==== Selected excerpt
Sequence sum question: $\sum_{n=0}^{\infty}nk^n$

Question

I am very confused about how to compute $$\sum_{n=0}^{\infty}nk^n.$$

Can anybody help me?

Answer 1

I assume k is some constant (presumably less than 1 in absolute value).

Then we calculate this as a derivative of the series $f(x) = \dfrac{1}{1-x} = \displaystyle \sum x^n$. Then $\displaystyle f'(x) = \dfrac{1}{(1-x)^2} = \sum nx^{n-1}$. So we can note that $xf'(x) = \displaystyle \sum nx^n$. Depending on how you want your indices, you may or may not need to add or take away a few terms. Also, this clearly only works for when the geometric series converges.
========
Revise the passage of the series sum thread that opens with the words containing "I assume k is" and closes with "geometric series converges.", substituting "fixed real number" for "constant".
==== Provided records
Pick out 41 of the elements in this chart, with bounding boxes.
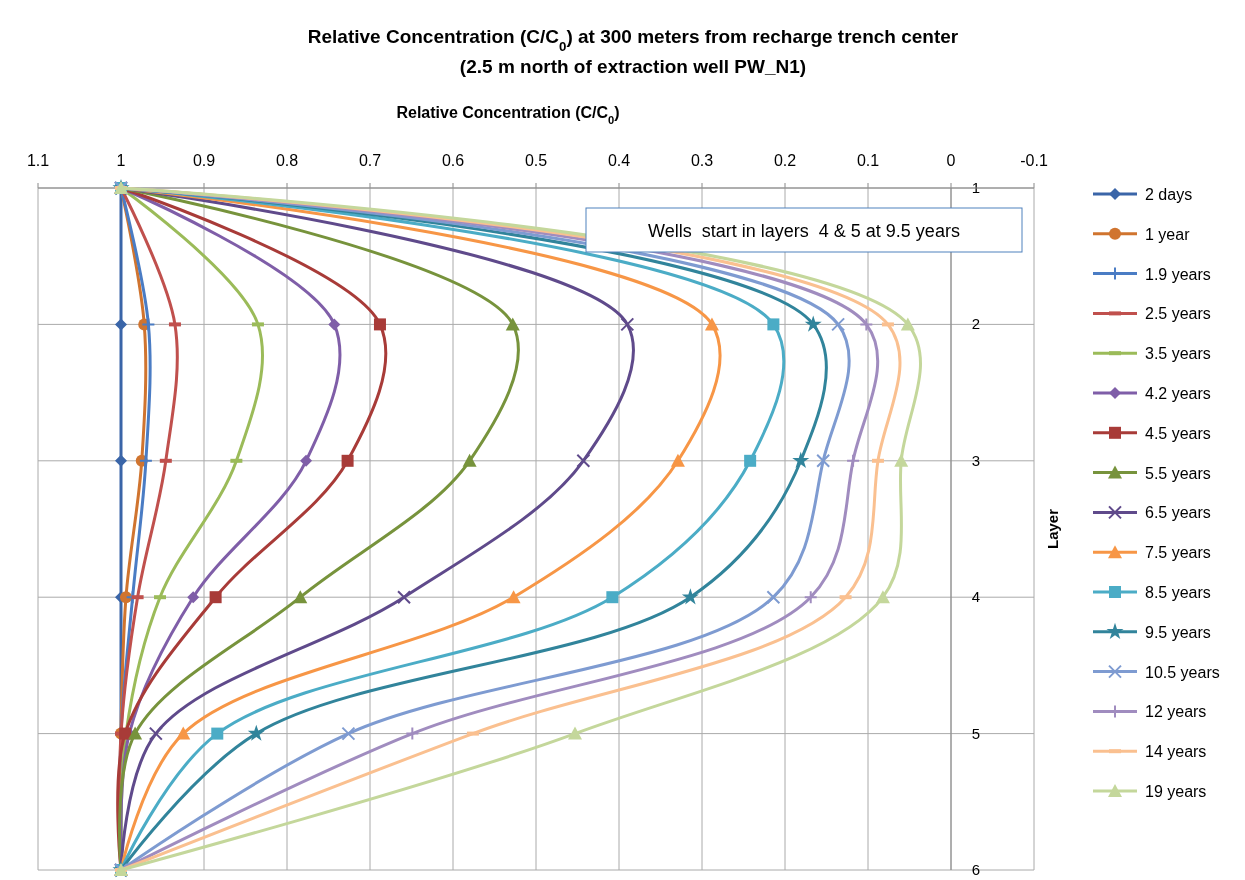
x-tick-label: -0.1 — [1020, 152, 1048, 169]
x-tick-label: 0.2 — [773, 152, 797, 169]
y-tick-label: 4 — [971, 588, 981, 606]
y-tick-label: 6 — [971, 861, 981, 878]
y-axis-title: Layer — [1044, 508, 1061, 550]
note-box: Wells start in layers 4 & 5 at 9.5 years — [585, 207, 1023, 253]
legend-label: 3.5 years — [1145, 345, 1211, 363]
legend-label: 1 year — [1145, 225, 1191, 243]
legend-label: 2.5 years — [1145, 305, 1211, 323]
legend-label: 8.5 years — [1145, 584, 1211, 601]
chart-subtitle: (2.5 m north of extraction well PW_N1) — [459, 56, 807, 77]
x-tick-label: 0.5 — [524, 152, 548, 169]
x-tick-label: 0.6 — [441, 152, 465, 169]
legend-label: 10.5 years — [1145, 663, 1220, 681]
x-tick-label: 0.3 — [690, 152, 714, 169]
x-tick-label: 0.8 — [275, 152, 299, 169]
x-tick-label: 0.7 — [358, 152, 382, 169]
legend-label: 12 years — [1145, 703, 1207, 721]
legend-label: 5.5 years — [1145, 464, 1211, 482]
legend-label: 6.5 years — [1145, 504, 1211, 522]
legend-label: 7.5 years — [1145, 544, 1211, 562]
annotation: Wells start in layers 4 & 5 at 9.5 years — [648, 221, 960, 241]
y-tick-label: 1 — [971, 179, 981, 196]
legend-label: 9.5 years — [1145, 623, 1211, 641]
x-tick-label: 0.9 — [192, 152, 216, 169]
legend-label: 1.9 years — [1145, 265, 1211, 283]
y-tick-label: 2 — [971, 315, 981, 333]
y-tick-label: 3 — [971, 451, 981, 469]
x-tick-label: 1.1 — [26, 152, 50, 169]
legend-label: 14 years — [1145, 743, 1207, 761]
x-tick-label: 1 — [116, 152, 126, 169]
x-tick-label: 0 — [946, 152, 956, 169]
legend-label: 19 years — [1145, 783, 1207, 800]
chart-title: Relative Concentration (C/C$_{0}$) at 300 meters from recharge trench center — [307, 26, 959, 54]
y-tick-label: 5 — [971, 724, 981, 742]
legend-label: 2 days — [1145, 186, 1193, 203]
legend-label: 4.5 years — [1145, 424, 1211, 442]
x-tick-label: 0.1 — [856, 152, 880, 169]
x-axis-title: Relative Concentration (C/C$_{0}$) — [396, 104, 620, 126]
x-tick-label: 0.4 — [607, 152, 631, 169]
legend-label: 4.2 years — [1145, 385, 1211, 402]
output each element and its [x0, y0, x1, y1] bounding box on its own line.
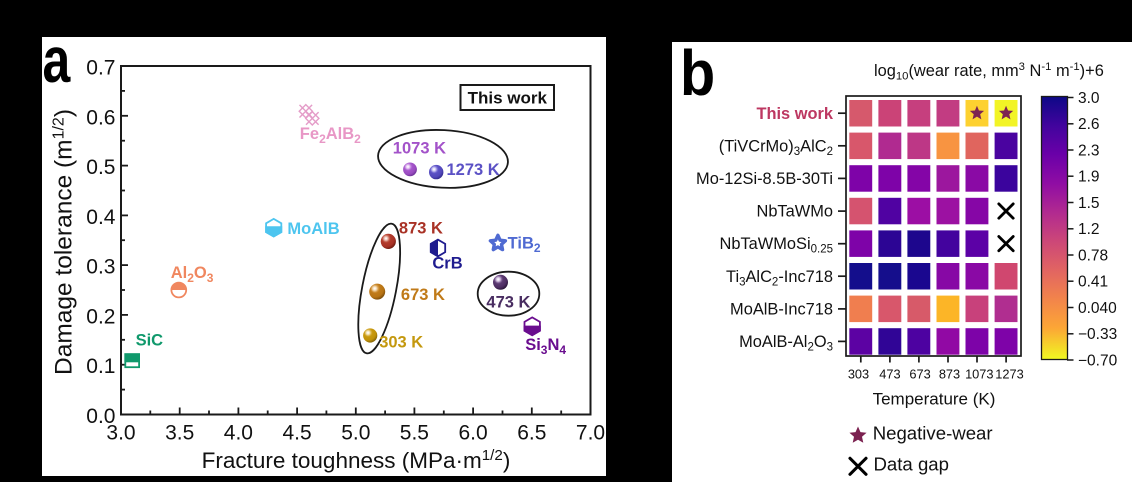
svg-text:0.0: 0.0: [86, 405, 115, 428]
svg-text:673 K: 673 K: [401, 286, 445, 304]
svg-text:6.0: 6.0: [458, 422, 487, 445]
svg-text:0.2: 0.2: [86, 305, 115, 328]
svg-text:Temperature (K): Temperature (K): [873, 390, 996, 409]
svg-text:473 K: 473 K: [486, 294, 530, 312]
svg-text:1273: 1273: [995, 367, 1023, 382]
svg-text:0.7: 0.7: [86, 57, 115, 80]
svg-text:1.5: 1.5: [1078, 195, 1100, 212]
svg-text:−0.33: −0.33: [1078, 326, 1117, 343]
svg-text:MoAlB-Al2O3: MoAlB-Al2O3: [739, 333, 833, 354]
svg-text:5.0: 5.0: [341, 422, 370, 445]
svg-text:Ti3AlC2-Inc718: Ti3AlC2-Inc718: [726, 268, 833, 289]
svg-text:NbTaWMoSi0.25: NbTaWMoSi0.25: [720, 235, 833, 256]
svg-text:0.1: 0.1: [86, 355, 115, 378]
svg-text:0.4: 0.4: [86, 206, 116, 229]
svg-text:2.6: 2.6: [1078, 116, 1100, 133]
svg-text:Negative-wear: Negative-wear: [873, 423, 993, 444]
svg-text:MoAlB-Inc718: MoAlB-Inc718: [730, 300, 833, 318]
svg-text:3.0: 3.0: [106, 422, 135, 445]
svg-text:1073: 1073: [965, 367, 993, 382]
svg-text:SiC: SiC: [136, 331, 164, 349]
svg-text:1273 K: 1273 K: [447, 161, 500, 179]
svg-text:0.5: 0.5: [86, 156, 115, 179]
svg-text:303: 303: [848, 367, 869, 382]
svg-text:a: a: [43, 25, 72, 96]
svg-text:7.0: 7.0: [576, 422, 605, 445]
svg-text:b: b: [680, 37, 715, 108]
svg-text:This work: This work: [468, 89, 548, 108]
svg-text:CrB: CrB: [432, 255, 462, 273]
svg-text:473: 473: [879, 367, 900, 382]
svg-text:1.9: 1.9: [1078, 169, 1100, 186]
svg-text:3.0: 3.0: [1078, 90, 1100, 107]
svg-text:Mo-12Si-8.5B-30Ti: Mo-12Si-8.5B-30Ti: [696, 170, 833, 188]
svg-text:1.2: 1.2: [1078, 221, 1100, 238]
svg-text:Damage tolerance (m1/2): Damage tolerance (m1/2): [51, 109, 78, 375]
svg-text:Al2O3: Al2O3: [171, 264, 214, 285]
svg-text:2.3: 2.3: [1078, 142, 1100, 159]
svg-text:0.78: 0.78: [1078, 247, 1108, 264]
svg-text:Fracture toughness (MPa·m1/2): Fracture toughness (MPa·m1/2): [202, 447, 511, 473]
svg-text:4.0: 4.0: [224, 422, 253, 445]
svg-text:Data gap: Data gap: [874, 453, 949, 474]
svg-text:This work: This work: [756, 105, 833, 123]
svg-text:Fe2AlB2: Fe2AlB2: [300, 125, 361, 146]
svg-text:0.040: 0.040: [1078, 300, 1117, 317]
svg-text:−0.70: −0.70: [1078, 352, 1118, 369]
svg-text:5.5: 5.5: [400, 422, 429, 445]
svg-text:TiB2: TiB2: [508, 234, 541, 255]
svg-text:873 K: 873 K: [399, 219, 443, 237]
svg-text:NbTaWMo: NbTaWMo: [756, 203, 833, 221]
svg-text:303 K: 303 K: [379, 334, 423, 352]
svg-text:873: 873: [939, 367, 960, 382]
svg-text:0.3: 0.3: [86, 256, 115, 279]
svg-text:(TiVCrMo)3AlC2: (TiVCrMo)3AlC2: [719, 137, 833, 158]
svg-text:log10(wear rate, mm3 N-1 m-1)+: log10(wear rate, mm3 N-1 m-1)+6: [874, 61, 1104, 83]
svg-text:0.6: 0.6: [86, 106, 115, 129]
svg-text:0.41: 0.41: [1078, 274, 1108, 291]
svg-text:3.5: 3.5: [165, 422, 194, 445]
svg-text:1073 K: 1073 K: [393, 139, 446, 157]
svg-text:4.5: 4.5: [282, 422, 311, 445]
svg-text:6.5: 6.5: [517, 422, 546, 445]
svg-text:Si3N4: Si3N4: [525, 336, 566, 357]
svg-text:MoAlB: MoAlB: [287, 220, 339, 238]
svg-text:673: 673: [909, 367, 930, 382]
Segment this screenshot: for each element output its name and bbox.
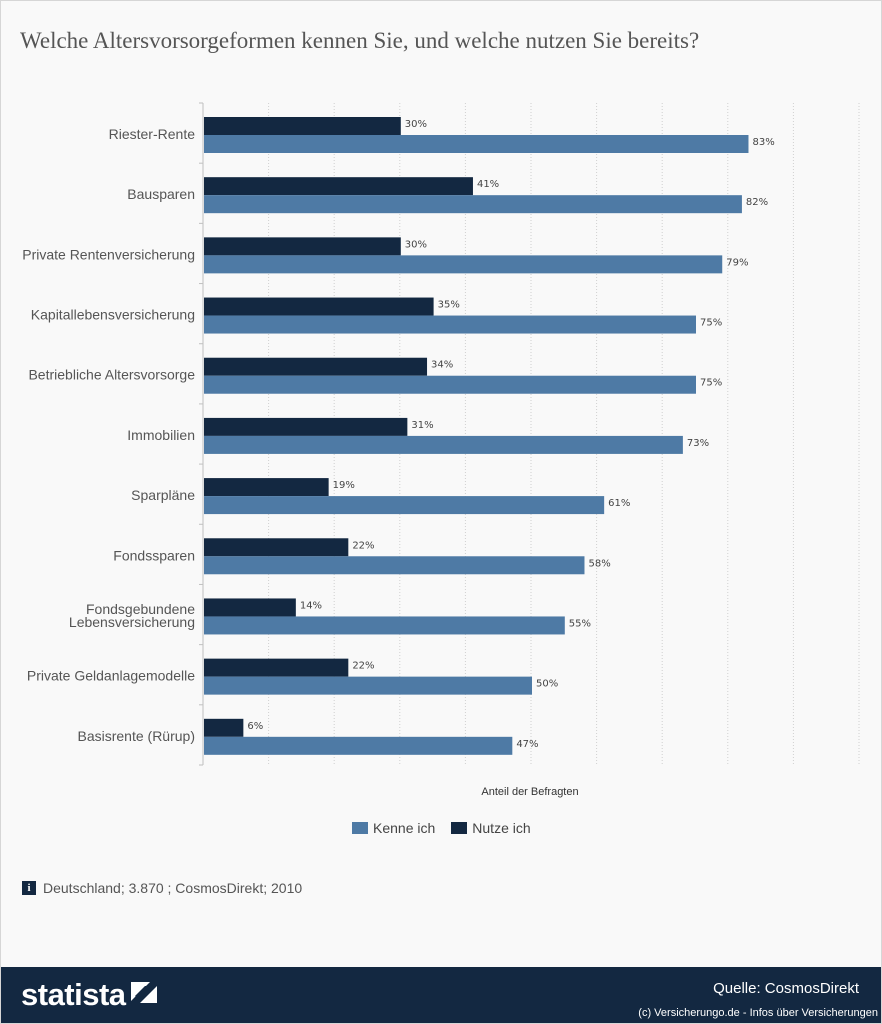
bar-kenne-ich	[204, 435, 683, 454]
data-label-nutze-ich: 34%	[431, 360, 453, 371]
chart-title: Welche Altersvorsorgeformen kennen Sie, …	[20, 28, 700, 53]
bar-chart: Riester-Rente 30% 83% Bausparen 41% 82% Privat…	[22, 102, 860, 798]
legend: Kenne ich Nutze ich	[352, 820, 547, 836]
bar-nutze-ich	[204, 177, 473, 196]
category-label: Basisrente (Rürup)	[78, 728, 196, 744]
bar-kenne-ich	[204, 375, 696, 394]
data-label-kenne-ich: 82%	[746, 197, 768, 208]
category-label: Private Geldanlagemodelle	[27, 667, 195, 683]
brand-name: statista	[21, 977, 126, 1012]
legend-swatch-nutze	[451, 822, 468, 834]
bar-nutze-ich	[204, 117, 401, 135]
category-label-line: Fondsgebundene	[86, 601, 195, 617]
data-label-kenne-ich: 47%	[516, 739, 538, 750]
category-label-line: Bausparen	[127, 186, 195, 202]
x-axis-title: Anteil der Befragten	[481, 786, 578, 798]
footer-bar: statista Quelle: CosmosDirekt (c) Versic…	[1, 967, 881, 1023]
bar-kenne-ich	[204, 736, 513, 755]
data-label-nutze-ich: 19%	[333, 480, 355, 491]
bar-kenne-ich	[204, 556, 585, 575]
info-text: Deutschland; 3.870 ; CosmosDirekt; 2010	[43, 880, 303, 896]
category-label-line: Sparpläne	[131, 487, 195, 503]
category-label: Betriebliche Altersvorsorge	[28, 366, 195, 382]
statista-brand[interactable]: statista	[21, 977, 157, 1013]
category-label-line: Private Rentenversicherung	[22, 246, 195, 262]
data-label-nutze-ich: 14%	[300, 600, 322, 611]
bar-nutze-ich	[204, 357, 428, 376]
category-label-line: Fondssparen	[113, 547, 195, 563]
data-label-kenne-ich: 58%	[588, 558, 610, 569]
bar-nutze-ich	[204, 658, 349, 677]
bar-kenne-ich	[204, 676, 532, 695]
category-label: Immobilien	[127, 427, 195, 443]
legend-swatch-kenne	[352, 822, 368, 834]
legend-label-kenne: Kenne ich	[373, 820, 436, 836]
data-label-kenne-ich: 61%	[608, 498, 630, 509]
category-label: Fondssparen	[113, 547, 195, 563]
data-label-kenne-ich: 83%	[752, 137, 774, 148]
data-label-kenne-ich: 75%	[700, 318, 722, 329]
bar-kenne-ich	[204, 616, 565, 635]
category-label: Bausparen	[127, 186, 195, 202]
bar-nutze-ich	[204, 237, 401, 256]
bar-nutze-ich	[204, 297, 434, 316]
data-label-nutze-ich: 22%	[352, 540, 374, 551]
bar-kenne-ich	[204, 496, 605, 515]
data-label-kenne-ich: 75%	[700, 378, 722, 389]
bar-nutze-ich	[204, 598, 296, 617]
category-label: Sparpläne	[131, 487, 195, 503]
data-label-nutze-ich: 41%	[477, 179, 499, 190]
data-label-kenne-ich: 55%	[569, 618, 591, 629]
data-label-kenne-ich: 73%	[687, 438, 709, 449]
bar-nutze-ich	[204, 538, 349, 557]
data-label-nutze-ich: 6%	[247, 721, 263, 732]
bar-kenne-ich	[204, 135, 749, 153]
source-text: Quelle: CosmosDirekt	[713, 980, 859, 997]
legend-label-nutze: Nutze ich	[472, 820, 531, 836]
data-label-nutze-ich: 31%	[411, 420, 433, 431]
category-label-line: Basisrente (Rürup)	[78, 728, 196, 744]
statista-logo-icon	[130, 982, 157, 1008]
bar-nutze-ich	[204, 478, 329, 497]
data-label-kenne-ich: 79%	[726, 257, 748, 268]
legend-item-kenne[interactable]: Kenne ich	[352, 820, 435, 836]
data-label-kenne-ich: 50%	[536, 679, 558, 690]
category-label-line: Kapitallebensversicherung	[31, 306, 195, 322]
bar-kenne-ich	[204, 195, 742, 214]
legend-item-nutze[interactable]: Nutze ich	[451, 820, 531, 836]
category-label-line: Riester-Rente	[109, 126, 196, 142]
info-row: i Deutschland; 3.870 ; CosmosDirekt; 201…	[22, 880, 302, 896]
category-label: Private Rentenversicherung	[22, 246, 195, 262]
data-label-nutze-ich: 30%	[405, 119, 427, 130]
category-label: Fondsgebundene Lebensversicherung	[69, 601, 195, 630]
data-label-nutze-ich: 35%	[438, 300, 460, 311]
bar-nutze-ich	[204, 417, 408, 436]
category-label: Riester-Rente	[109, 126, 196, 142]
category-label-line: Betriebliche Altersvorsorge	[28, 366, 195, 382]
bar-nutze-ich	[204, 718, 244, 737]
bar-kenne-ich	[204, 315, 696, 334]
copyright-link[interactable]: (c) Versicherungo.de - Infos über Versic…	[638, 1007, 878, 1019]
category-label: Kapitallebensversicherung	[31, 306, 195, 322]
category-label-line: Private Geldanlagemodelle	[27, 667, 195, 683]
info-icon[interactable]: i	[22, 881, 36, 895]
category-label-line: Immobilien	[127, 427, 195, 443]
bar-kenne-ich	[204, 255, 723, 274]
data-label-nutze-ich: 22%	[352, 661, 374, 672]
data-label-nutze-ich: 30%	[405, 239, 427, 250]
category-label-line: Lebensversicherung	[69, 614, 195, 630]
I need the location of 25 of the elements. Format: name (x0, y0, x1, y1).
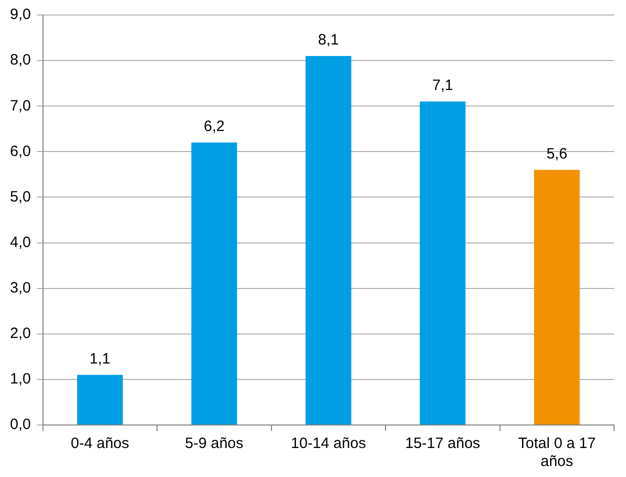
x-tick-label: 0-4 años (70, 435, 130, 452)
x-tick-label: 10-14 años (290, 435, 366, 452)
data-label: 5,6 (546, 146, 568, 163)
y-tick-label: 7,0 (10, 97, 31, 114)
y-tick-label: 0,0 (10, 416, 31, 434)
y-tick-label: 9,0 (10, 6, 31, 24)
x-tick-label: 15-17 años (405, 435, 480, 452)
x-tick-label: Total 0 a 17 años (518, 435, 596, 470)
y-tick-label: 4,0 (10, 234, 31, 251)
bar (191, 142, 238, 424)
data-label: 1,1 (90, 350, 110, 368)
bar (420, 102, 466, 424)
bar (77, 374, 123, 424)
data-label: 6,2 (204, 118, 225, 136)
y-tick-label: 6,0 (10, 142, 31, 160)
data-label: 7,1 (432, 77, 454, 94)
y-tick-label: 2,0 (10, 325, 31, 342)
data-label: 8,1 (318, 32, 339, 49)
bar (534, 170, 580, 424)
bar (306, 56, 352, 424)
y-tick-label: 1,0 (10, 370, 31, 388)
y-tick-label: 5,0 (10, 188, 31, 206)
x-tick-label: 5-9 años (185, 435, 244, 452)
y-tick-label: 8,0 (10, 52, 31, 69)
y-tick-label: 3,0 (10, 279, 31, 296)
========
Exercise response.
I assume k is some fixed real number (presumably less than 1 in absolute value).

Then we calculate this as a derivative of the series $f(x) = \dfrac{1}{1-x} = \displaystyle \sum x^n$. Then $\displaystyle f'(x) = \dfrac{1}{(1-x)^2} = \sum nx^{n-1}$. So we can note that $xf'(x) = \displaystyle \sum nx^n$. Depending on how you want your indices, you may or may not need to add or take away a few terms. Also, this clearly only works for when the geometric series converges.